--- START Given entries ---
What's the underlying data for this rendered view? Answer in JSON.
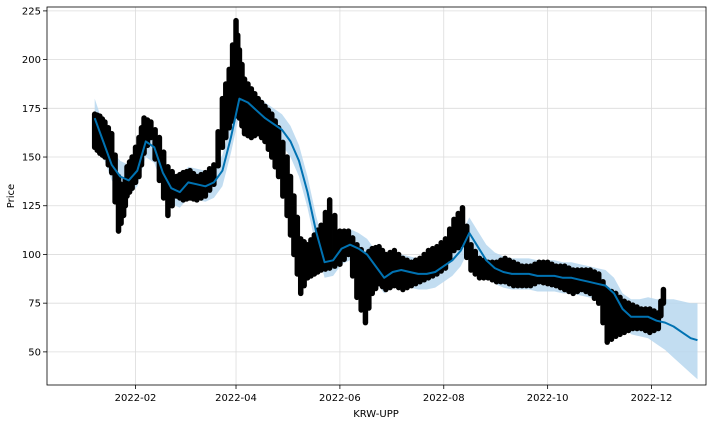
{
  "chart_data": {
    "type": "line",
    "title": "",
    "xlabel": "KRW-UPP",
    "ylabel": "Price",
    "xlim": [
      "2021-12-11",
      "2023-01-02"
    ],
    "ylim": [
      33,
      227
    ],
    "grid": true,
    "x_ticks": [
      "2022-02",
      "2022-04",
      "2022-06",
      "2022-08",
      "2022-10",
      "2022-12"
    ],
    "y_ticks": [
      50,
      75,
      100,
      125,
      150,
      175,
      200,
      225
    ],
    "colors": {
      "forecast": "#0072B2",
      "band": "#b7d7ee",
      "observed": "#000000"
    },
    "series": [
      {
        "kind": "observed_range",
        "x": [
          "2022-01-08",
          "2022-01-11",
          "2022-01-14",
          "2022-01-18",
          "2022-01-22",
          "2022-01-25",
          "2022-01-27",
          "2022-01-30",
          "2022-02-03",
          "2022-02-06",
          "2022-02-10",
          "2022-02-15",
          "2022-02-20",
          "2022-02-25",
          "2022-03-01",
          "2022-03-05",
          "2022-03-09",
          "2022-03-14",
          "2022-03-19",
          "2022-03-24",
          "2022-03-28",
          "2022-04-01",
          "2022-04-03",
          "2022-04-06",
          "2022-04-10",
          "2022-04-14",
          "2022-04-18",
          "2022-04-22",
          "2022-04-26",
          "2022-05-01",
          "2022-05-05",
          "2022-05-09",
          "2022-05-13",
          "2022-05-17",
          "2022-05-21",
          "2022-05-26",
          "2022-06-01",
          "2022-06-06",
          "2022-06-11",
          "2022-06-16",
          "2022-06-20",
          "2022-06-24",
          "2022-06-28",
          "2022-07-03",
          "2022-07-08",
          "2022-07-13",
          "2022-07-18",
          "2022-07-23",
          "2022-07-28",
          "2022-08-02",
          "2022-08-07",
          "2022-08-12",
          "2022-08-17",
          "2022-08-22",
          "2022-08-27",
          "2022-09-01",
          "2022-09-06",
          "2022-09-11",
          "2022-09-16",
          "2022-09-21",
          "2022-09-26",
          "2022-10-01",
          "2022-10-06",
          "2022-10-11",
          "2022-10-16",
          "2022-10-21",
          "2022-10-26",
          "2022-10-31",
          "2022-11-05",
          "2022-11-10",
          "2022-11-15",
          "2022-11-20",
          "2022-11-25",
          "2022-11-30",
          "2022-12-05",
          "2022-12-08"
        ],
        "low": [
          155,
          152,
          150,
          142,
          112,
          120,
          130,
          134,
          140,
          152,
          160,
          138,
          120,
          130,
          128,
          129,
          128,
          130,
          136,
          155,
          165,
          172,
          170,
          162,
          160,
          162,
          158,
          150,
          140,
          120,
          100,
          80,
          88,
          90,
          92,
          93,
          95,
          100,
          78,
          65,
          80,
          85,
          82,
          84,
          82,
          84,
          86,
          88,
          90,
          93,
          102,
          105,
          92,
          88,
          88,
          86,
          86,
          84,
          84,
          84,
          86,
          85,
          84,
          82,
          80,
          82,
          80,
          75,
          55,
          58,
          60,
          62,
          62,
          60,
          62,
          75
        ],
        "high": [
          172,
          171,
          168,
          162,
          140,
          132,
          145,
          150,
          160,
          170,
          168,
          160,
          145,
          140,
          142,
          143,
          140,
          142,
          146,
          180,
          195,
          220,
          205,
          190,
          185,
          180,
          176,
          172,
          165,
          150,
          130,
          108,
          105,
          110,
          115,
          128,
          112,
          112,
          105,
          100,
          103,
          104,
          100,
          102,
          98,
          96,
          98,
          102,
          104,
          108,
          118,
          124,
          105,
          98,
          96,
          96,
          98,
          96,
          94,
          94,
          96,
          96,
          94,
          94,
          92,
          92,
          92,
          90,
          82,
          80,
          76,
          74,
          72,
          72,
          70,
          82
        ]
      },
      {
        "name": "",
        "kind": "forecast",
        "x": [
          "2022-01-08",
          "2022-01-13",
          "2022-01-18",
          "2022-01-23",
          "2022-01-28",
          "2022-02-02",
          "2022-02-07",
          "2022-02-12",
          "2022-02-17",
          "2022-02-22",
          "2022-02-27",
          "2022-03-04",
          "2022-03-09",
          "2022-03-14",
          "2022-03-19",
          "2022-03-24",
          "2022-03-29",
          "2022-04-03",
          "2022-04-08",
          "2022-04-13",
          "2022-04-18",
          "2022-04-23",
          "2022-04-28",
          "2022-05-03",
          "2022-05-08",
          "2022-05-13",
          "2022-05-18",
          "2022-05-23",
          "2022-05-28",
          "2022-06-02",
          "2022-06-07",
          "2022-06-12",
          "2022-06-17",
          "2022-06-22",
          "2022-06-27",
          "2022-07-02",
          "2022-07-07",
          "2022-07-12",
          "2022-07-17",
          "2022-07-22",
          "2022-07-27",
          "2022-08-01",
          "2022-08-06",
          "2022-08-11",
          "2022-08-16",
          "2022-08-21",
          "2022-08-26",
          "2022-08-31",
          "2022-09-05",
          "2022-09-10",
          "2022-09-15",
          "2022-09-20",
          "2022-09-25",
          "2022-09-30",
          "2022-10-05",
          "2022-10-10",
          "2022-10-15",
          "2022-10-20",
          "2022-10-25",
          "2022-10-30",
          "2022-11-04",
          "2022-11-09",
          "2022-11-14",
          "2022-11-19",
          "2022-11-24",
          "2022-11-29",
          "2022-12-04",
          "2022-12-09",
          "2022-12-14",
          "2022-12-19",
          "2022-12-24",
          "2022-12-28"
        ],
        "yhat": [
          170,
          158,
          146,
          140,
          138,
          143,
          158,
          155,
          142,
          134,
          132,
          137,
          136,
          135,
          137,
          143,
          160,
          180,
          178,
          174,
          170,
          167,
          164,
          158,
          148,
          132,
          112,
          96,
          97,
          103,
          105,
          103,
          100,
          94,
          88,
          91,
          92,
          91,
          90,
          90,
          91,
          94,
          97,
          102,
          111,
          104,
          97,
          93,
          91,
          90,
          90,
          90,
          89,
          89,
          89,
          88,
          88,
          87,
          86,
          85,
          84,
          80,
          72,
          68,
          68,
          68,
          66,
          65,
          63,
          60,
          57,
          56
        ],
        "lower": [
          162,
          150,
          138,
          132,
          130,
          135,
          150,
          147,
          134,
          126,
          124,
          129,
          128,
          127,
          129,
          135,
          152,
          172,
          170,
          166,
          162,
          159,
          156,
          150,
          140,
          124,
          104,
          88,
          89,
          95,
          97,
          95,
          92,
          86,
          80,
          83,
          84,
          83,
          82,
          82,
          83,
          86,
          89,
          94,
          103,
          96,
          89,
          85,
          83,
          82,
          82,
          82,
          81,
          81,
          81,
          80,
          80,
          79,
          78,
          77,
          76,
          72,
          64,
          59,
          58,
          57,
          54,
          51,
          47,
          43,
          39,
          36
        ],
        "upper": [
          180,
          167,
          154,
          148,
          146,
          151,
          166,
          163,
          150,
          142,
          140,
          145,
          144,
          143,
          145,
          151,
          168,
          188,
          186,
          182,
          178,
          175,
          172,
          166,
          156,
          140,
          120,
          104,
          105,
          111,
          113,
          111,
          108,
          102,
          96,
          99,
          100,
          99,
          98,
          98,
          99,
          102,
          105,
          110,
          119,
          112,
          105,
          101,
          99,
          98,
          98,
          98,
          97,
          97,
          97,
          96,
          96,
          95,
          94,
          93,
          92,
          88,
          80,
          77,
          77,
          78,
          77,
          77,
          77,
          76,
          75,
          75
        ]
      }
    ]
  }
}
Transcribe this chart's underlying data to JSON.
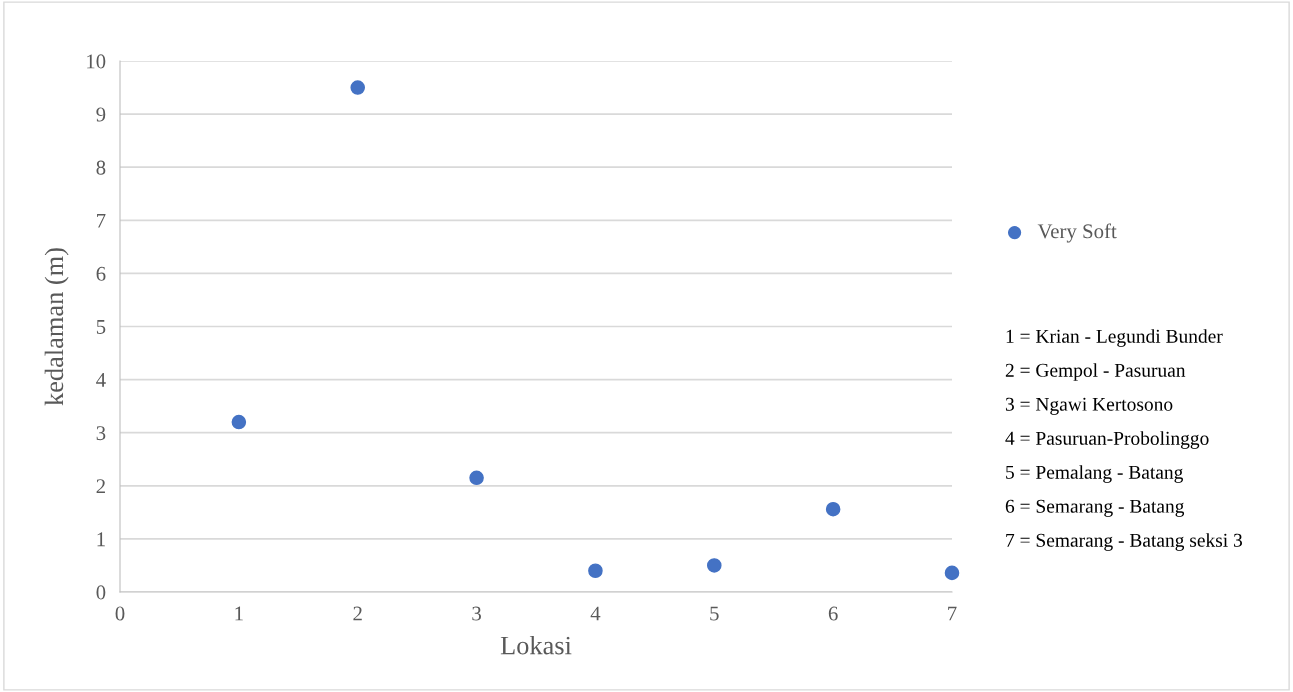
--- END Given entries ---
Where a line in the material above holds "JSON", copy that line.

What's the underlying data for this rendered view? Answer in JSON.
Transcribe this chart's underlying data to JSON.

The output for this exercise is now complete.